Goal of the exercise → Of all the lines in the material below, how many include the string "تعالى"? Give the number only.

Saved entries:
◇ ◇ ◇ ◇

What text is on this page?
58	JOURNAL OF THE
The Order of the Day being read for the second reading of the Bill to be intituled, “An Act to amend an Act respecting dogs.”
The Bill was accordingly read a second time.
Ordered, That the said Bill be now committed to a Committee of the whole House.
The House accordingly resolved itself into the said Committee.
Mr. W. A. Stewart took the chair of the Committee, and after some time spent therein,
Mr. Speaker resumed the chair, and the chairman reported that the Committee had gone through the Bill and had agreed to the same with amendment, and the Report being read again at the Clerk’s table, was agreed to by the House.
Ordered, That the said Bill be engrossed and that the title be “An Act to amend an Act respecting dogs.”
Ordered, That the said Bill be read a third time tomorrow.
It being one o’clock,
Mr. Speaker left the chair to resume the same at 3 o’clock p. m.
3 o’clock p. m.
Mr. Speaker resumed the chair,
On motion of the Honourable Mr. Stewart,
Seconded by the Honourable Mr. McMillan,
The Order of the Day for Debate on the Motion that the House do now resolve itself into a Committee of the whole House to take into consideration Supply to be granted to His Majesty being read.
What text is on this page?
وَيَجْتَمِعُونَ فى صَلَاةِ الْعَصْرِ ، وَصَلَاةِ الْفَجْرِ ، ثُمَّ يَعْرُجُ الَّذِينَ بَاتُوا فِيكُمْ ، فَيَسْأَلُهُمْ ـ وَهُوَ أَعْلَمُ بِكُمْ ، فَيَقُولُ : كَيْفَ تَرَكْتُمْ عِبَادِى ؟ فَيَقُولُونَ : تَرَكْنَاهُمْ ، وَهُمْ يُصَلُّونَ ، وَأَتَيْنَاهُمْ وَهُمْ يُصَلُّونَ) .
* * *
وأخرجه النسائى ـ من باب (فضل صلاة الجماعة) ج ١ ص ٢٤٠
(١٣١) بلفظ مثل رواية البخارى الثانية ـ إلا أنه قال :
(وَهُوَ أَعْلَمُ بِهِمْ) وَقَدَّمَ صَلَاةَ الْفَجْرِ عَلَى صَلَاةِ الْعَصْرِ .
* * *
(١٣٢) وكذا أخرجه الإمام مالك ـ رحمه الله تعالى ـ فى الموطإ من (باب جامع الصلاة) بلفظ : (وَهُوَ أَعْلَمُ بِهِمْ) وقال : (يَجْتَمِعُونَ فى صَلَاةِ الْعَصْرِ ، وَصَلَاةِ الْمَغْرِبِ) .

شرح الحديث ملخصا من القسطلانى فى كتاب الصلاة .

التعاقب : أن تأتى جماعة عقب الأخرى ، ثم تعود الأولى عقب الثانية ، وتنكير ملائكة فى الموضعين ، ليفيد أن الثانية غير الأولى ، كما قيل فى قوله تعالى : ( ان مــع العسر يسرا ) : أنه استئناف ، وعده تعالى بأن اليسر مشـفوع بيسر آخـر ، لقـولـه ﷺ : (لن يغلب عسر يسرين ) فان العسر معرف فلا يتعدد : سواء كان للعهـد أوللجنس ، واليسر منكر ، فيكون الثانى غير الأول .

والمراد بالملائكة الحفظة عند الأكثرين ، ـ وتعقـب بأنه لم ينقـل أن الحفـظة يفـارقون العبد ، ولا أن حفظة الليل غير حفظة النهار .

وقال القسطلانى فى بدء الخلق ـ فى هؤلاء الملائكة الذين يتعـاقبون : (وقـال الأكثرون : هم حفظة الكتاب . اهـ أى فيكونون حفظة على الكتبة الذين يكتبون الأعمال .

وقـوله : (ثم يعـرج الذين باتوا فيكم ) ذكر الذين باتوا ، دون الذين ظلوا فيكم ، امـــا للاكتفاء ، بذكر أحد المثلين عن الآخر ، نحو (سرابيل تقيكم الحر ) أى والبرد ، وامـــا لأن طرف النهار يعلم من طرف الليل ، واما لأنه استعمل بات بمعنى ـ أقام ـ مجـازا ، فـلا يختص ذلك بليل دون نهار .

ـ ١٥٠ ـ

◇ ◇ ◇ ◇

Task solution → 2